── Task inputs
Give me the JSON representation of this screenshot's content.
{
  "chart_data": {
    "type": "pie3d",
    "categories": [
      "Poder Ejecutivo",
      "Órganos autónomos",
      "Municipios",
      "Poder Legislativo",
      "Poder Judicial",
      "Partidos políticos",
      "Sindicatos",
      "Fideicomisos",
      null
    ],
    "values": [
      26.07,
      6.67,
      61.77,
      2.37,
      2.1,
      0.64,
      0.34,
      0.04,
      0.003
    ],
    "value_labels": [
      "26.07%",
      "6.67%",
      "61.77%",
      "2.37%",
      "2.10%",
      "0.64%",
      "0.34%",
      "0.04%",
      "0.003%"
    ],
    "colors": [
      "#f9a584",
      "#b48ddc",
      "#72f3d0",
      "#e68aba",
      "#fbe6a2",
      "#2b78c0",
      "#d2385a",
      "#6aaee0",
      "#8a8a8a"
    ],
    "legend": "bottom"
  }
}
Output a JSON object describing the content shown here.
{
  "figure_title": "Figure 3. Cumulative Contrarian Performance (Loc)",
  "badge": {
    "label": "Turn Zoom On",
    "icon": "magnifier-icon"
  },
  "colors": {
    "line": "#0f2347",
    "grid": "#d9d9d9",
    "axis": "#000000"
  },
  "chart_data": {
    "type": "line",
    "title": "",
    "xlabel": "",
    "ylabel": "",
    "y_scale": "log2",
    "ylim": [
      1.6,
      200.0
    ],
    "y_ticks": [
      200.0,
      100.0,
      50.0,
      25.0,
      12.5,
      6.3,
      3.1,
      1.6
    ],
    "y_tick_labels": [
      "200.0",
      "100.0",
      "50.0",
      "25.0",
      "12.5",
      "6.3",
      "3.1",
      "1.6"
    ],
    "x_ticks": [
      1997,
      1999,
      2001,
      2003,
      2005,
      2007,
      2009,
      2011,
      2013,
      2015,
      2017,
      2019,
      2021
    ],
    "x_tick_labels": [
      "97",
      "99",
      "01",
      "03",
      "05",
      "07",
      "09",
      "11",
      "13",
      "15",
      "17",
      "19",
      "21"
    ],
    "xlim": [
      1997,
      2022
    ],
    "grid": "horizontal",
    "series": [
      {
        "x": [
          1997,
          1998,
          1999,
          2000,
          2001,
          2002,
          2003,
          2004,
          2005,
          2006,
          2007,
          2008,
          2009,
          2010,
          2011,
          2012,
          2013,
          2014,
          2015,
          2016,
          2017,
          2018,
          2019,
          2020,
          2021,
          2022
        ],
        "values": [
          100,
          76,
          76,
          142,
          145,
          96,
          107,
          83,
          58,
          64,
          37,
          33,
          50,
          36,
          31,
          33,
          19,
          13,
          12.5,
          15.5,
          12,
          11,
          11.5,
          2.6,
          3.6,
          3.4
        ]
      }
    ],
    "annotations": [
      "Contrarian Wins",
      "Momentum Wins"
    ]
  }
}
────
> [Work to be completed]: Provide an exact reproduction of all the entries shown above.

> [Output for this task]:
Give me the JSON representation of this screenshot's content.
{
  "chart_data": {
    "type": "pie3d",
    "categories": [
      "Poder Ejecutivo",
      "Órganos autónomos",
      "Municipios",
      "Poder Legislativo",
      "Poder Judicial",
      "Partidos políticos",
      "Sindicatos",
      "Fideicomisos",
      null
    ],
    "values": [
      26.07,
      6.67,
      61.77,
      2.37,
      2.1,
      0.64,
      0.34,
      0.04,
      0.003
    ],
    "value_labels": [
      "26.07%",
      "6.67%",
      "61.77%",
      "2.37%",
      "2.10%",
      "0.64%",
      "0.34%",
      "0.04%",
      "0.003%"
    ],
    "colors": [
      "#f9a584",
      "#b48ddc",
      "#72f3d0",
      "#e68aba",
      "#fbe6a2",
      "#2b78c0",
      "#d2385a",
      "#6aaee0",
      "#8a8a8a"
    ],
    "legend": "bottom"
  }
}
Output a JSON object describing the content shown here.
{
  "figure_title": "Figure 3. Cumulative Contrarian Performance (Loc)",
  "badge": {
    "label": "Turn Zoom On",
    "icon": "magnifier-icon"
  },
  "colors": {
    "line": "#0f2347",
    "grid": "#d9d9d9",
    "axis": "#000000"
  },
  "chart_data": {
    "type": "line",
    "title": "",
    "xlabel": "",
    "ylabel": "",
    "y_scale": "log2",
    "ylim": [
      1.6,
      200.0
    ],
    "y_ticks": [
      200.0,
      100.0,
      50.0,
      25.0,
      12.5,
      6.3,
      3.1,
      1.6
    ],
    "y_tick_labels": [
      "200.0",
      "100.0",
      "50.0",
      "25.0",
      "12.5",
      "6.3",
      "3.1",
      "1.6"
    ],
    "x_ticks": [
      1997,
      1999,
      2001,
      2003,
      2005,
      2007,
      2009,
      2011,
      2013,
      2015,
      2017,
      2019,
      2021
    ],
    "x_tick_labels": [
      "97",
      "99",
      "01",
      "03",
      "05",
      "07",
      "09",
      "11",
      "13",
      "15",
      "17",
      "19",
      "21"
    ],
    "xlim": [
      1997,
      2022
    ],
    "grid": "horizontal",
    "series": [
      {
        "x": [
          1997,
          1998,
          1999,
          2000,
          2001,
          2002,
          2003,
          2004,
          2005,
          2006,
          2007,
          2008,
          2009,
          2010,
          2011,
          2012,
          2013,
          2014,
          2015,
          2016,
          2017,
          2018,
          2019,
          2020,
          2021,
          2022
        ],
        "values": [
          100,
          76,
          76,
          142,
          145,
          96,
          107,
          83,
          58,
          64,
          37,
          33,
          50,
          36,
          31,
          33,
          19,
          13,
          12.5,
          15.5,
          12,
          11,
          11.5,
          2.6,
          3.6,
          3.4
        ]
      }
    ],
    "annotations": [
      "Contrarian Wins",
      "Momentum Wins"
    ]
  }
}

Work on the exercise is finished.